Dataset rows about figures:
******************************

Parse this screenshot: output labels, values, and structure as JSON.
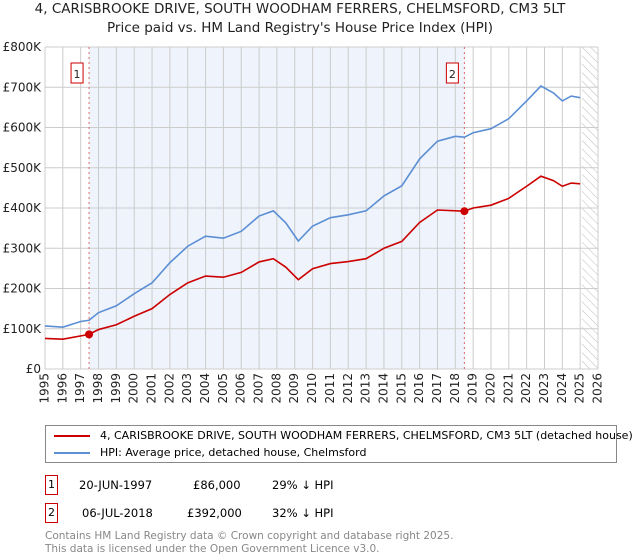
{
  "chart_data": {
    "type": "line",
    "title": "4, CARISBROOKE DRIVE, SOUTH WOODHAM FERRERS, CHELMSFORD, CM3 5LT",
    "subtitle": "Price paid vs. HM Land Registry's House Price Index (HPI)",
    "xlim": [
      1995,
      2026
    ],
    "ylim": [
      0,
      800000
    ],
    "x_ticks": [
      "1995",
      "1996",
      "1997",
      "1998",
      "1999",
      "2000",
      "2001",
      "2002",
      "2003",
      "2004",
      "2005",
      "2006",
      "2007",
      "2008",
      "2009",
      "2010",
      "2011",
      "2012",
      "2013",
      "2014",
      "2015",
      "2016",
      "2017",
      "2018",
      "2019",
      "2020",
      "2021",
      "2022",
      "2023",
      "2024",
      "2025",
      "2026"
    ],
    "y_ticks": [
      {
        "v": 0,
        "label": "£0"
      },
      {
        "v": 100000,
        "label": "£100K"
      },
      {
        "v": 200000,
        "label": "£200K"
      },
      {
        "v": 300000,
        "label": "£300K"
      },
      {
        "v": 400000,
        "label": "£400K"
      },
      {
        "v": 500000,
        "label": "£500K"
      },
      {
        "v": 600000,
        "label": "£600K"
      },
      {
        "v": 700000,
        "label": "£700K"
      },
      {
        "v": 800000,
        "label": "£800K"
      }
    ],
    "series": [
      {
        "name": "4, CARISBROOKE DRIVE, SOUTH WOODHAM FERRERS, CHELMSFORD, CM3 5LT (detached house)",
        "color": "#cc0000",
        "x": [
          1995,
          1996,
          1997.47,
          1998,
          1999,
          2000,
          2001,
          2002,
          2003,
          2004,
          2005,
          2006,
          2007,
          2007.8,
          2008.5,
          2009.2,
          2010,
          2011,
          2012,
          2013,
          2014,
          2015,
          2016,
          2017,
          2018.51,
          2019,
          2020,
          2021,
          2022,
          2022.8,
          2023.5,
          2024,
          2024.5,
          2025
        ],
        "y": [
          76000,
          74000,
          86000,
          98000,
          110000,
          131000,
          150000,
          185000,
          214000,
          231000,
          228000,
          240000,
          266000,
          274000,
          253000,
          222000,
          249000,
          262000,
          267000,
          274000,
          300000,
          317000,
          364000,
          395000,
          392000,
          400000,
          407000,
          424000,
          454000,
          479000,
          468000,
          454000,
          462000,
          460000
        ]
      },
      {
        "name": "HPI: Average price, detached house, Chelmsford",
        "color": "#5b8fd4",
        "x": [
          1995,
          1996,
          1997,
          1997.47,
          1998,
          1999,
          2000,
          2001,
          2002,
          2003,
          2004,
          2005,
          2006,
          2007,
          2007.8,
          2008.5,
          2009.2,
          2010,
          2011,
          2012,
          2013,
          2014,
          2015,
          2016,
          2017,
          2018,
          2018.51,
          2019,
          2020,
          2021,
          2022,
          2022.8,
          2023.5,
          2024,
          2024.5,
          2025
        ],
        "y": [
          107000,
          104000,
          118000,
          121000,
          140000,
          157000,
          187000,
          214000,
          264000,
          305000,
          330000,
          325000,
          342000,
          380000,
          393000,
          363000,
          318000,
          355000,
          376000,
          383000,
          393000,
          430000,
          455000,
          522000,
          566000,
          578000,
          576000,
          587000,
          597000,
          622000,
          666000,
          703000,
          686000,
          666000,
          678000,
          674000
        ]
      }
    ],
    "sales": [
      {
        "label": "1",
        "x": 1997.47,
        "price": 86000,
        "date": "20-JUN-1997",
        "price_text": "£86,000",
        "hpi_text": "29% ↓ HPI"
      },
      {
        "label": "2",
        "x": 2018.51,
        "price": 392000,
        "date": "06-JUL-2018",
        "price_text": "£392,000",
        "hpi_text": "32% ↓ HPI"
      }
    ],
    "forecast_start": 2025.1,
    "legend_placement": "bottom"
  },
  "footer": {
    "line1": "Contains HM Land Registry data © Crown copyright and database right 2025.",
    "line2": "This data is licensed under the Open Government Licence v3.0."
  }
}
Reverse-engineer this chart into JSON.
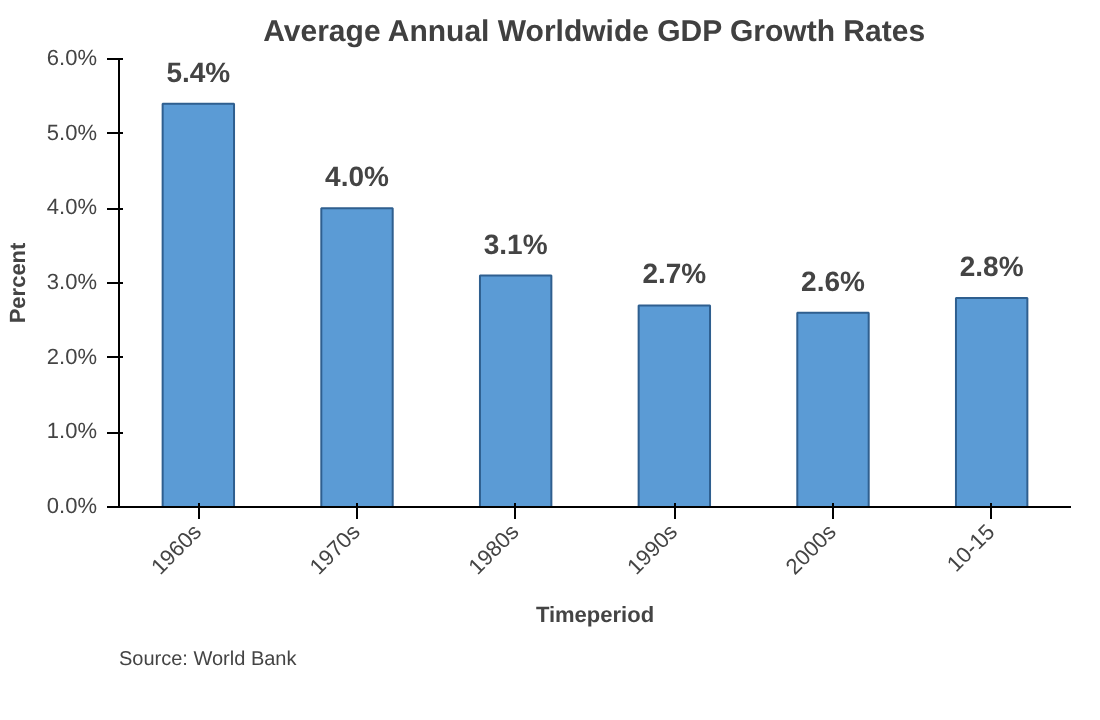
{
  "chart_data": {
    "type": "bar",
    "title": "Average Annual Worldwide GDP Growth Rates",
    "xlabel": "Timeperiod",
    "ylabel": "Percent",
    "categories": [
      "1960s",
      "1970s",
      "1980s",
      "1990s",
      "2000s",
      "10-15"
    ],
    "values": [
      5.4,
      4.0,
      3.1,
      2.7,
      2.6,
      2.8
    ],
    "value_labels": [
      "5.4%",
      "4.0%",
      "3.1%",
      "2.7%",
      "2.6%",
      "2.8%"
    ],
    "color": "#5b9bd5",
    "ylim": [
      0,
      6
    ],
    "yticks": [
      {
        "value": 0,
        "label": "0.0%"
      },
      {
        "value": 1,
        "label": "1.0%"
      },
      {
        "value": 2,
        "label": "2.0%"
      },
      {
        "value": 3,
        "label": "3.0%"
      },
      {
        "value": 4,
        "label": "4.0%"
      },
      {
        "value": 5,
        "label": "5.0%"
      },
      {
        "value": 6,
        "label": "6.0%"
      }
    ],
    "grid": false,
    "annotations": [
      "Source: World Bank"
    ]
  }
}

******************************

▸ Exercise task
Transcribe the records above exactly as they appear, leaving out any pictures.

▸ Response for this exercise
Parse this screenshot: output labels, values, and structure as JSON.
{
  "chart_data": {
    "type": "line",
    "title": "4, CARISBROOKE DRIVE, SOUTH WOODHAM FERRERS, CHELMSFORD, CM3 5LT",
    "subtitle": "Price paid vs. HM Land Registry's House Price Index (HPI)",
    "xlim": [
      1995,
      2026
    ],
    "ylim": [
      0,
      800000
    ],
    "x_ticks": [
      "1995",
      "1996",
      "1997",
      "1998",
      "1999",
      "2000",
      "2001",
      "2002",
      "2003",
      "2004",
      "2005",
      "2006",
      "2007",
      "2008",
      "2009",
      "2010",
      "2011",
      "2012",
      "2013",
      "2014",
      "2015",
      "2016",
      "2017",
      "2018",
      "2019",
      "2020",
      "2021",
      "2022",
      "2023",
      "2024",
      "2025",
      "2026"
    ],
    "y_ticks": [
      {
        "v": 0,
        "label": "£0"
      },
      {
        "v": 100000,
        "label": "£100K"
      },
      {
        "v": 200000,
        "label": "£200K"
      },
      {
        "v": 300000,
        "label": "£300K"
      },
      {
        "v": 400000,
        "label": "£400K"
      },
      {
        "v": 500000,
        "label": "£500K"
      },
      {
        "v": 600000,
        "label": "£600K"
      },
      {
        "v": 700000,
        "label": "£700K"
      },
      {
        "v": 800000,
        "label": "£800K"
      }
    ],
    "series": [
      {
        "name": "4, CARISBROOKE DRIVE, SOUTH WOODHAM FERRERS, CHELMSFORD, CM3 5LT (detached house)",
        "color": "#cc0000",
        "x": [
          1995,
          1996,
          1997.47,
          1998,
          1999,
          2000,
          2001,
          2002,
          2003,
          2004,
          2005,
          2006,
          2007,
          2007.8,
          2008.5,
          2009.2,
          2010,
          2011,
          2012,
          2013,
          2014,
          2015,
          2016,
          2017,
          2018.51,
          2019,
          2020,
          2021,
          2022,
          2022.8,
          2023.5,
          2024,
          2024.5,
          2025
        ],
        "y": [
          76000,
          74000,
          86000,
          98000,
          110000,
          131000,
          150000,
          185000,
          214000,
          231000,
          228000,
          240000,
          266000,
          274000,
          253000,
          222000,
          249000,
          262000,
          267000,
          274000,
          300000,
          317000,
          364000,
          395000,
          392000,
          400000,
          407000,
          424000,
          454000,
          479000,
          468000,
          454000,
          462000,
          460000
        ]
      },
      {
        "name": "HPI: Average price, detached house, Chelmsford",
        "color": "#5b8fd4",
        "x": [
          1995,
          1996,
          1997,
          1997.47,
          1998,
          1999,
          2000,
          2001,
          2002,
          2003,
          2004,
          2005,
          2006,
          2007,
          2007.8,
          2008.5,
          2009.2,
          2010,
          2011,
          2012,
          2013,
          2014,
          2015,
          2016,
          2017,
          2018,
          2018.51,
          2019,
          2020,
          2021,
          2022,
          2022.8,
          2023.5,
          2024,
          2024.5,
          2025
        ],
        "y": [
          107000,
          104000,
          118000,
          121000,
          140000,
          157000,
          187000,
          214000,
          264000,
          305000,
          330000,
          325000,
          342000,
          380000,
          393000,
          363000,
          318000,
          355000,
          376000,
          383000,
          393000,
          430000,
          455000,
          522000,
          566000,
          578000,
          576000,
          587000,
          597000,
          622000,
          666000,
          703000,
          686000,
          666000,
          678000,
          674000
        ]
      }
    ],
    "sales": [
      {
        "label": "1",
        "x": 1997.47,
        "price": 86000,
        "date": "20-JUN-1997",
        "price_text": "£86,000",
        "hpi_text": "29% ↓ HPI"
      },
      {
        "label": "2",
        "x": 2018.51,
        "price": 392000,
        "date": "06-JUL-2018",
        "price_text": "£392,000",
        "hpi_text": "32% ↓ HPI"
      }
    ],
    "forecast_start": 2025.1,
    "legend_placement": "bottom"
  },
  "footer": {
    "line1": "Contains HM Land Registry data © Crown copyright and database right 2025.",
    "line2": "This data is licensed under the Open Government Licence v3.0."
  }
}
Reverse-engineer this chart into JSON.
{
  "chart_data": {
    "type": "bar",
    "title": "Average Annual Worldwide GDP Growth Rates",
    "xlabel": "Timeperiod",
    "ylabel": "Percent",
    "categories": [
      "1960s",
      "1970s",
      "1980s",
      "1990s",
      "2000s",
      "10-15"
    ],
    "values": [
      5.4,
      4.0,
      3.1,
      2.7,
      2.6,
      2.8
    ],
    "value_labels": [
      "5.4%",
      "4.0%",
      "3.1%",
      "2.7%",
      "2.6%",
      "2.8%"
    ],
    "color": "#5b9bd5",
    "ylim": [
      0,
      6
    ],
    "yticks": [
      {
        "value": 0,
        "label": "0.0%"
      },
      {
        "value": 1,
        "label": "1.0%"
      },
      {
        "value": 2,
        "label": "2.0%"
      },
      {
        "value": 3,
        "label": "3.0%"
      },
      {
        "value": 4,
        "label": "4.0%"
      },
      {
        "value": 5,
        "label": "5.0%"
      },
      {
        "value": 6,
        "label": "6.0%"
      }
    ],
    "grid": false,
    "annotations": [
      "Source: World Bank"
    ]
  }
}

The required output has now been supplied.